Problem requirements >>
Decide whether each statement agrees with the passage on first-time car restoration projects, answering yes or no and quoting the deciding words: (a) Volkswagen produced no Beetles from 1980 through 1997; (b) a restorable 1958 F100 costs more than a 1956 F100 fixer-upper; (c) a restorable 1999 Civic SI costs around $1,000.

Document passage >>
----

Yes, Volkswagen Beetles are great first-time restoration projects. Old, restorable VW Bugs are fairly easy to find because there were so many of them made. In spite of that, they are highly collectible. Even though Beetle production began overseas back in 1938, it wasn't introduced in the United States until 1950. Any Beetle produced between 1950 and 1979 will be a good restoration project. Volkswagen stopped making them after 1979 and didn't produce them again until 1998. Parts are easy to source, and good restoration advice is easy to find.


Do old trucks make good first restoration project?

Yes. Old restorable trucks are easy to find and easy to work on. If you get an old Ford or Chevy, parts will be readily available as will restoration advice. Chevy C10's from the late 1960's and early 1970's are highly collectible. When the restoration is well done, resale value can be quite high. For example, someone paid $44,000 for a 1970 C10 and $51,000 for a 1969 C10 at a Barrett-Jackson auction back in 2015. Of course, you shouldn't expect to get that kind of cash for a first-time restoration project, but the resale value is there. A 1970 C10 sold for $8,000 on Craigslist at around the same time as the Barrett-Jackson auction. Ford F-Series trucks built between 1957 and 1960 are gaining in popularity among vintage car enthusiasts. Any of them would be good fixer-uppers. 1956 F100's are highly collectible and fairly easy to restore but expect to pay over $5,000 for a fixer-upper. A restorable 1958 F100 can be had for about half that price.


Are Honda Civics easy to restore?

A Honda Civic is definitely one of the best cars to restore. Parts and restorable Civics are readily available. The 1999 Civic SI would be a very easy first project. You wouldn't make big money on resale, but it would be an inexpensive learning experience, and you would have a nice little car to keep and drive. Expect to pay around $1,000 for a restorable 1999 model. If you decide to go back a little further to the previous generation, plan to spend a little more. A 1994 Civic SI 3-door hatchback fixer-upper will cost at least $1,500.

----

Provided records >>
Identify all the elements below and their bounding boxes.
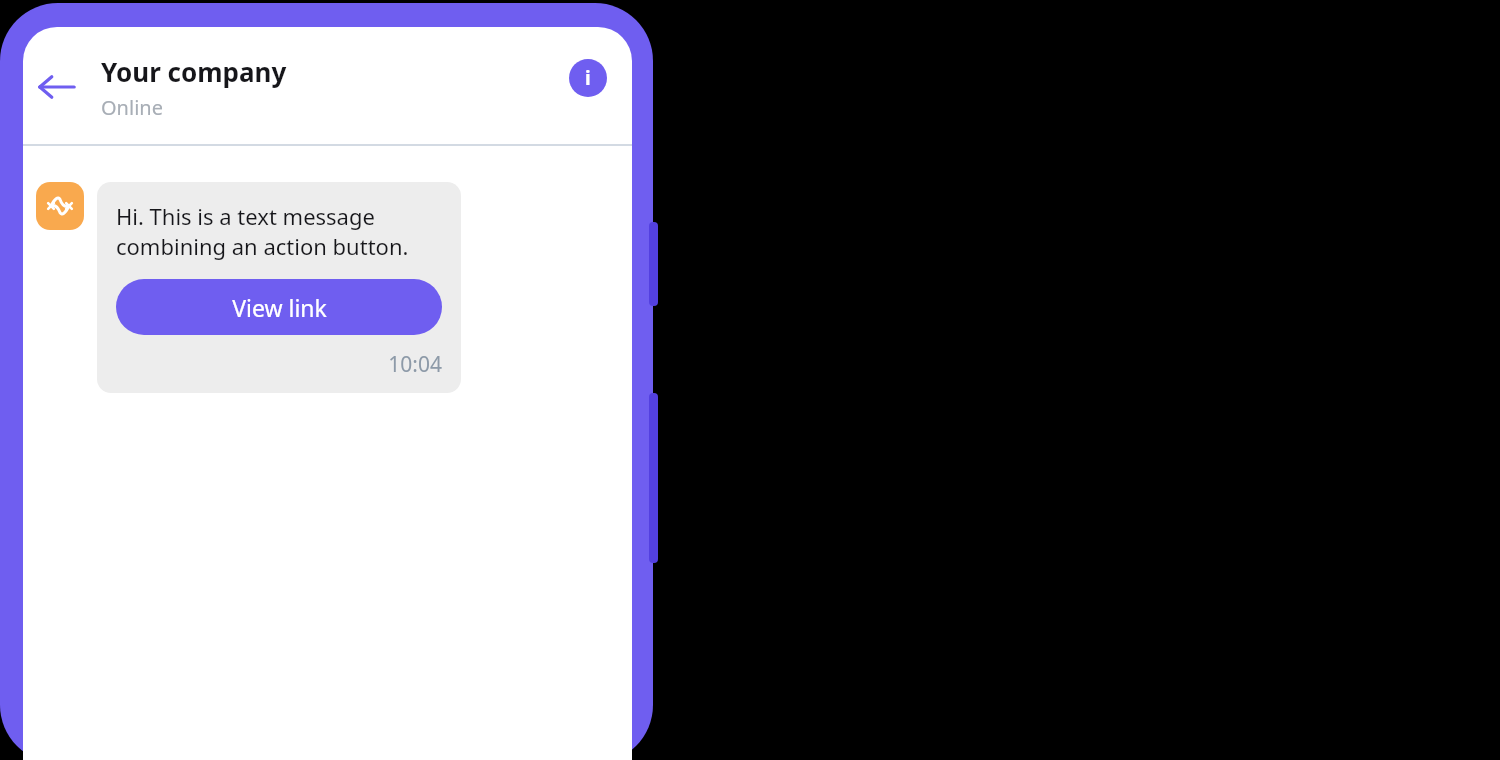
staticText: Hi. This is a text message combining an … — [116, 201, 409, 262]
staticText: i — [585, 65, 591, 91]
staticText: Online — [101, 94, 163, 121]
button[interactable]: Company avatar — [36, 182, 84, 230]
staticText: Your company — [101, 54, 287, 89]
staticText: 10:04 — [116, 350, 442, 379]
other: Power button — [649, 393, 658, 563]
button[interactable]: View link — [116, 279, 442, 335]
button[interactable]: Back — [31, 61, 83, 113]
other: Volume button — [649, 222, 658, 306]
staticText: View link — [232, 292, 327, 323]
button[interactable]: Information — [569, 59, 607, 97]
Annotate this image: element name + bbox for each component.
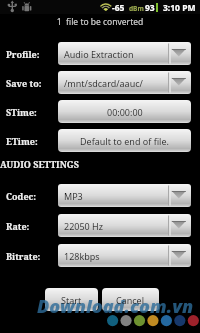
staticText: Save to: [6,77,42,89]
staticText: Codec: [6,190,37,202]
staticText: /mnt/sdcard/aauc/ [64,77,143,89]
staticText: dBm [129,4,144,13]
staticText: STime: [6,106,37,118]
button[interactable]: 00:00:00 [58,100,191,123]
button[interactable]: Audio Extraction [58,42,191,65]
button[interactable]: Start [45,288,98,311]
button[interactable]: 22050 Hz [58,214,191,237]
staticText: -65 [112,2,125,14]
staticText: 128kbps [64,250,100,262]
staticText: 00:00:00 [107,106,143,118]
staticText: Profile: [6,48,40,60]
button[interactable]: /mnt/sdcard/aauc/ [58,71,191,94]
button[interactable] [102,288,159,311]
staticText: 22050 Hz [64,220,103,232]
staticText: Download.com.vn [37,294,194,319]
staticText: Start [61,294,82,306]
button[interactable]: Cancel [102,288,159,311]
staticText: Cancel [116,294,145,306]
staticText: MP3 [64,190,83,202]
staticText: Rate: [6,220,30,232]
staticText: Bitrate: [6,250,41,262]
button[interactable]: 128kbps [58,244,191,267]
staticText: 93 [145,2,155,14]
button[interactable] [45,288,98,311]
staticText: ETime: [6,135,38,147]
button[interactable]: Default to end of file. [58,129,191,152]
staticText: 3:10 PM [163,2,196,14]
staticText: Default to end of file. [80,135,169,147]
staticText: AUDIO SETTINGS [0,158,79,170]
staticText: 1 file to be converted [0,16,200,28]
button[interactable]: MP3 [58,184,191,207]
staticText: Audio Extraction [64,48,134,60]
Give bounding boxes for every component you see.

----

Solution for this exercise >>
(a) Yes: "Volkswagen stopped making them after 1979 and didn't produce them again until 1998."
(b) No: "A restorable 1958 F100 can be had for about half that price."
(c) Yes: "Expect to pay around $1,000 for a restorable 1999 model."